======== Material provided
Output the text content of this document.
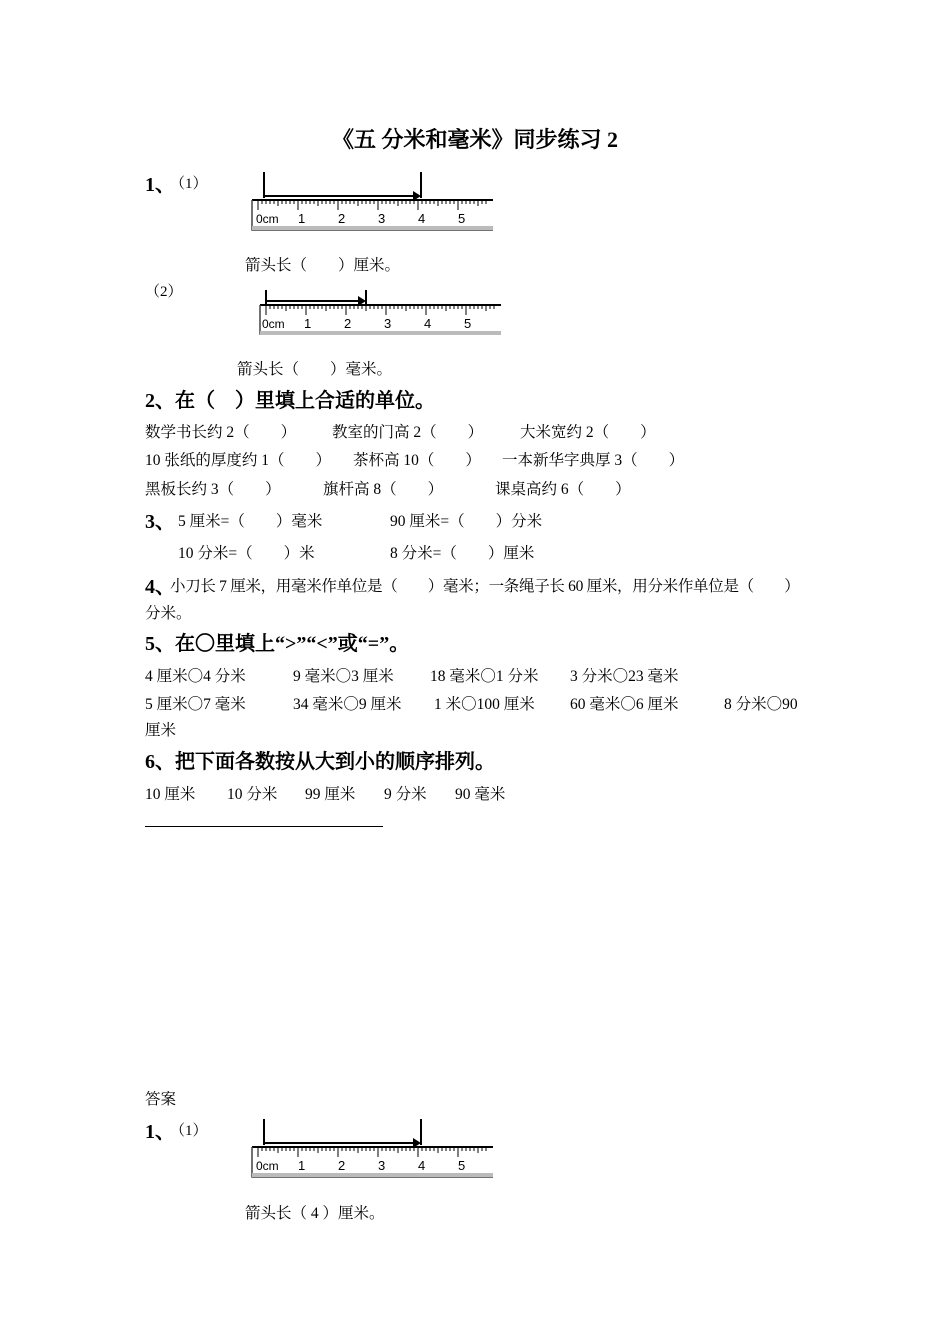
《五 分米和毫米》同步练习 2
1、
（1）
0cm 1	2	3	4	5
箭头长（　　）厘米。
（2）
0cm 1	2	3	4	5
箭头长（　　）毫米。
2、在（　）里填上合适的单位。
数学书长约 2（　　） 教室的门高 2（　　） 大米宽约 2（　　）
10 张纸的厚度约 1（　　） 茶杯高 10（　　） 一本新华字典厚 3（　　）
黑板长约 3（　　）	旗杆高 8（　　）	课桌高约 6（　　）
3、 5 厘米=（　　）毫米	90 厘米=（　　）分米
10 分米=（　　）米	8 分米=（　　）厘米
4、
小刀长 7 厘米，用毫米作单位是（　　）毫米；一条绳子长 60 厘米，用分米作单位是（　　）
分米。
5、在〇里填上“>”“<”或“=”。
4 厘米〇4 分米	9 毫米〇3 厘米 18 毫米〇1 分米 3 分米〇23 毫米
5 厘米〇7 毫米	34 毫米〇9 厘米 1 米〇100 厘米 60 毫米〇6 厘米	8 分米〇90
厘米
6、把下面各数按从大到小的顺序排列。
10 厘米 10 分米 99 厘米 9 分米 90 毫米
答案
1、
（1）
0cm 1	2	3	4	5
箭头长（ 4 ）厘米。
================
Set problem: Without the pictures, extract every entry verbatim.

Answer to this task:
Output the text content of this document.
《五 分米和毫米》同步练习 2
1、
（1）
0cm 1	2	3	4	5
箭头长（　　）厘米。
（2）
0cm 1	2	3	4	5
箭头长（　　）毫米。
2、在（　）里填上合适的单位。
数学书长约 2（　　） 教室的门高 2（　　） 大米宽约 2（　　）
10 张纸的厚度约 1（　　） 茶杯高 10（　　） 一本新华字典厚 3（　　）
黑板长约 3（　　）	旗杆高 8（　　）	课桌高约 6（　　）
3、 5 厘米=（　　）毫米	90 厘米=（　　）分米
10 分米=（　　）米	8 分米=（　　）厘米
4、
小刀长 7 厘米，用毫米作单位是（　　）毫米；一条绳子长 60 厘米，用分米作单位是（　　）
分米。
5、在〇里填上“>”“<”或“=”。
4 厘米〇4 分米	9 毫米〇3 厘米 18 毫米〇1 分米 3 分米〇23 毫米
5 厘米〇7 毫米	34 毫米〇9 厘米 1 米〇100 厘米 60 毫米〇6 厘米	8 分米〇90
厘米
6、把下面各数按从大到小的顺序排列。
10 厘米 10 分米 99 厘米 9 分米 90 毫米
答案
1、
（1）
0cm 1	2	3	4	5
箭头长（ 4 ）厘米。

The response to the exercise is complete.